■ Stored data ■

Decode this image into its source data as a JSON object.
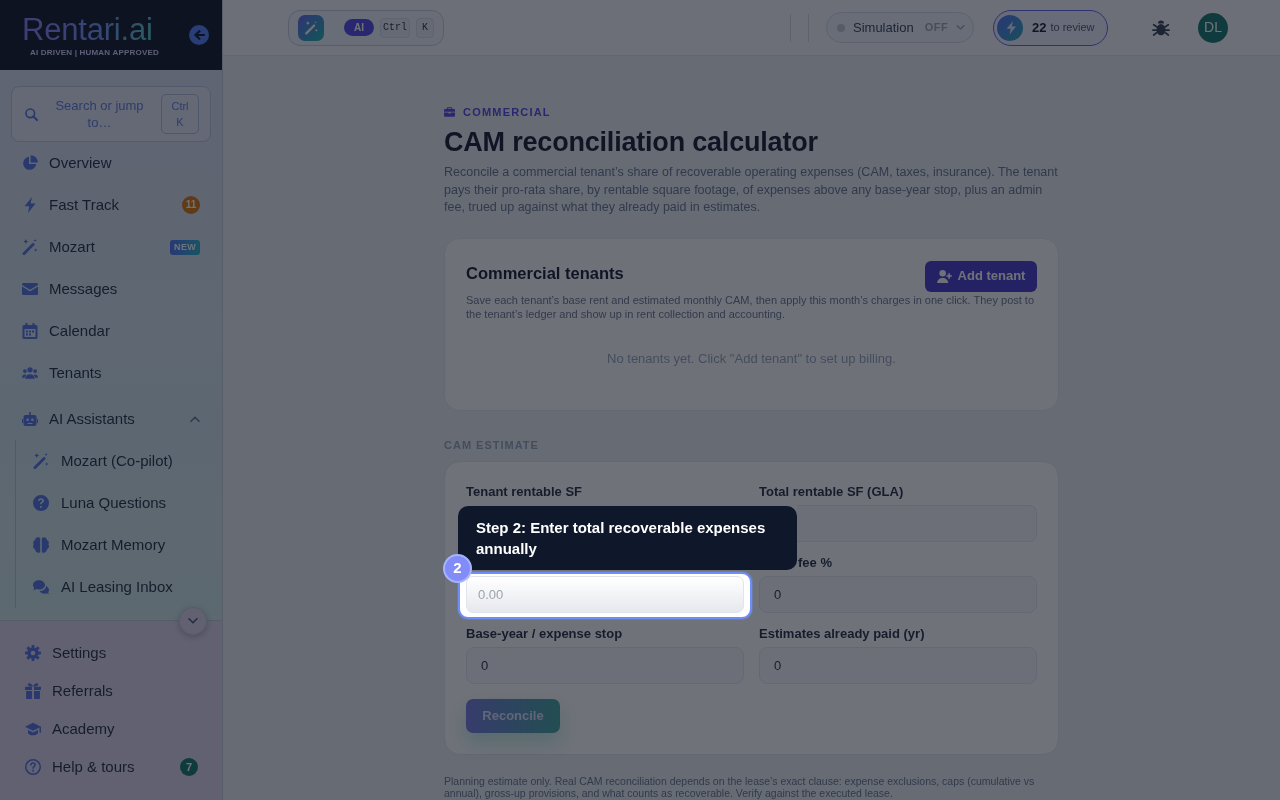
{
  "sidebar": {
    "brand": {
      "name": "Rentari.ai",
      "tagline": "AI DRIVEN | HUMAN APPROVED"
    },
    "search": {
      "placeholder": "Search or jump to…",
      "shortcut": "Ctrl K"
    },
    "nav": [
      {
        "label": "Overview",
        "selected": false
      },
      {
        "label": "Fast Track",
        "selected": false,
        "badge": {
          "text": "11",
          "kind": "alert"
        }
      },
      {
        "label": "Mozart",
        "selected": false,
        "badge": {
          "text": "NEW",
          "kind": "new"
        }
      },
      {
        "label": "Messages",
        "selected": false
      },
      {
        "label": "Calendar",
        "selected": false
      },
      {
        "label": "Tenants",
        "selected": false
      },
      {
        "label": "AI Assistants",
        "selected": false,
        "expanded": true,
        "children": [
          {
            "label": "Mozart (Co-pilot)",
            "selected": false
          },
          {
            "label": "Luna Questions",
            "selected": false
          },
          {
            "label": "Mozart Memory",
            "selected": false
          },
          {
            "label": "AI Leasing Inbox",
            "selected": false
          }
        ]
      }
    ],
    "footer_nav": [
      {
        "label": "Settings",
        "selected": false
      },
      {
        "label": "Referrals",
        "selected": false
      },
      {
        "label": "Academy",
        "selected": false
      },
      {
        "label": "Help & tours",
        "selected": false,
        "badge": {
          "text": "7",
          "kind": "count"
        }
      }
    ]
  },
  "topbar": {
    "ai_command": {
      "badge": "AI",
      "keys": [
        "Ctrl",
        "K"
      ]
    },
    "simulation": {
      "label": "Simulation",
      "state": "OFF",
      "on": false
    },
    "review": {
      "count": "22",
      "label": "to review"
    },
    "user": {
      "initials": "DL"
    }
  },
  "page": {
    "eyebrow": "COMMERCIAL",
    "title": "CAM reconciliation calculator",
    "description": "Reconcile a commercial tenant’s share of recoverable operating expenses (CAM, taxes, insurance). The tenant pays their pro-rata share, by rentable square footage, of expenses above any base-year stop, plus an admin fee, trued up against what they already paid in estimates.",
    "tenants": {
      "title": "Commercial tenants",
      "description": "Save each tenant’s base rent and estimated monthly CAM, then apply this month’s charges in one click. They post to the tenant’s ledger and show up in rent collection and accounting.",
      "add_button": "Add tenant",
      "empty_message": "No tenants yet. Click \"Add tenant\" to set up billing."
    },
    "estimate": {
      "section_label": "CAM ESTIMATE",
      "fields": [
        {
          "label": "Tenant rentable SF"
        },
        {
          "label": "Total rentable SF (GLA)",
          "input": {
            "highlighted": false
          }
        },
        {
          "input": {
            "placeholder": "0.00",
            "highlighted": true
          }
        },
        {
          "label": "fee %",
          "input": {
            "value": "0",
            "highlighted": false
          }
        },
        {
          "label": "Base-year / expense stop",
          "input": {
            "value": "0",
            "highlighted": false
          }
        },
        {
          "label": "Estimates already paid (yr)",
          "input": {
            "value": "0",
            "highlighted": false
          }
        }
      ],
      "button": {
        "label": "Reconcile",
        "disabled": true
      }
    },
    "footnote": "Planning estimate only. Real CAM reconciliation depends on the lease’s exact clause: expense exclusions, caps (cumulative vs annual), gross-up provisions, and what counts as recoverable. Verify against the executed lease."
  },
  "tour": {
    "step": "2",
    "text": "Step 2: Enter total recoverable expenses annually"
  }
}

■ What the task asks ■
Go through the material above and print all of it exactly, except the pictures.

■ Task answer ■
Decode this image into its source data as a JSON object.
{
  "sidebar": {
    "brand": {
      "name": "Rentari.ai",
      "tagline": "AI DRIVEN | HUMAN APPROVED"
    },
    "search": {
      "placeholder": "Search or jump to…",
      "shortcut": "Ctrl K"
    },
    "nav": [
      {
        "label": "Overview",
        "selected": false
      },
      {
        "label": "Fast Track",
        "selected": false,
        "badge": {
          "text": "11",
          "kind": "alert"
        }
      },
      {
        "label": "Mozart",
        "selected": false,
        "badge": {
          "text": "NEW",
          "kind": "new"
        }
      },
      {
        "label": "Messages",
        "selected": false
      },
      {
        "label": "Calendar",
        "selected": false
      },
      {
        "label": "Tenants",
        "selected": false
      },
      {
        "label": "AI Assistants",
        "selected": false,
        "expanded": true,
        "children": [
          {
            "label": "Mozart (Co-pilot)",
            "selected": false
          },
          {
            "label": "Luna Questions",
            "selected": false
          },
          {
            "label": "Mozart Memory",
            "selected": false
          },
          {
            "label": "AI Leasing Inbox",
            "selected": false
          }
        ]
      }
    ],
    "footer_nav": [
      {
        "label": "Settings",
        "selected": false
      },
      {
        "label": "Referrals",
        "selected": false
      },
      {
        "label": "Academy",
        "selected": false
      },
      {
        "label": "Help & tours",
        "selected": false,
        "badge": {
          "text": "7",
          "kind": "count"
        }
      }
    ]
  },
  "topbar": {
    "ai_command": {
      "badge": "AI",
      "keys": [
        "Ctrl",
        "K"
      ]
    },
    "simulation": {
      "label": "Simulation",
      "state": "OFF",
      "on": false
    },
    "review": {
      "count": "22",
      "label": "to review"
    },
    "user": {
      "initials": "DL"
    }
  },
  "page": {
    "eyebrow": "COMMERCIAL",
    "title": "CAM reconciliation calculator",
    "description": "Reconcile a commercial tenant’s share of recoverable operating expenses (CAM, taxes, insurance). The tenant pays their pro-rata share, by rentable square footage, of expenses above any base-year stop, plus an admin fee, trued up against what they already paid in estimates.",
    "tenants": {
      "title": "Commercial tenants",
      "description": "Save each tenant’s base rent and estimated monthly CAM, then apply this month’s charges in one click. They post to the tenant’s ledger and show up in rent collection and accounting.",
      "add_button": "Add tenant",
      "empty_message": "No tenants yet. Click \"Add tenant\" to set up billing."
    },
    "estimate": {
      "section_label": "CAM ESTIMATE",
      "fields": [
        {
          "label": "Tenant rentable SF"
        },
        {
          "label": "Total rentable SF (GLA)",
          "input": {
            "highlighted": false
          }
        },
        {
          "input": {
            "placeholder": "0.00",
            "highlighted": true
          }
        },
        {
          "label": "fee %",
          "input": {
            "value": "0",
            "highlighted": false
          }
        },
        {
          "label": "Base-year / expense stop",
          "input": {
            "value": "0",
            "highlighted": false
          }
        },
        {
          "label": "Estimates already paid (yr)",
          "input": {
            "value": "0",
            "highlighted": false
          }
        }
      ],
      "button": {
        "label": "Reconcile",
        "disabled": true
      }
    },
    "footnote": "Planning estimate only. Real CAM reconciliation depends on the lease’s exact clause: expense exclusions, caps (cumulative vs annual), gross-up provisions, and what counts as recoverable. Verify against the executed lease."
  },
  "tour": {
    "step": "2",
    "text": "Step 2: Enter total recoverable expenses annually"
  }
}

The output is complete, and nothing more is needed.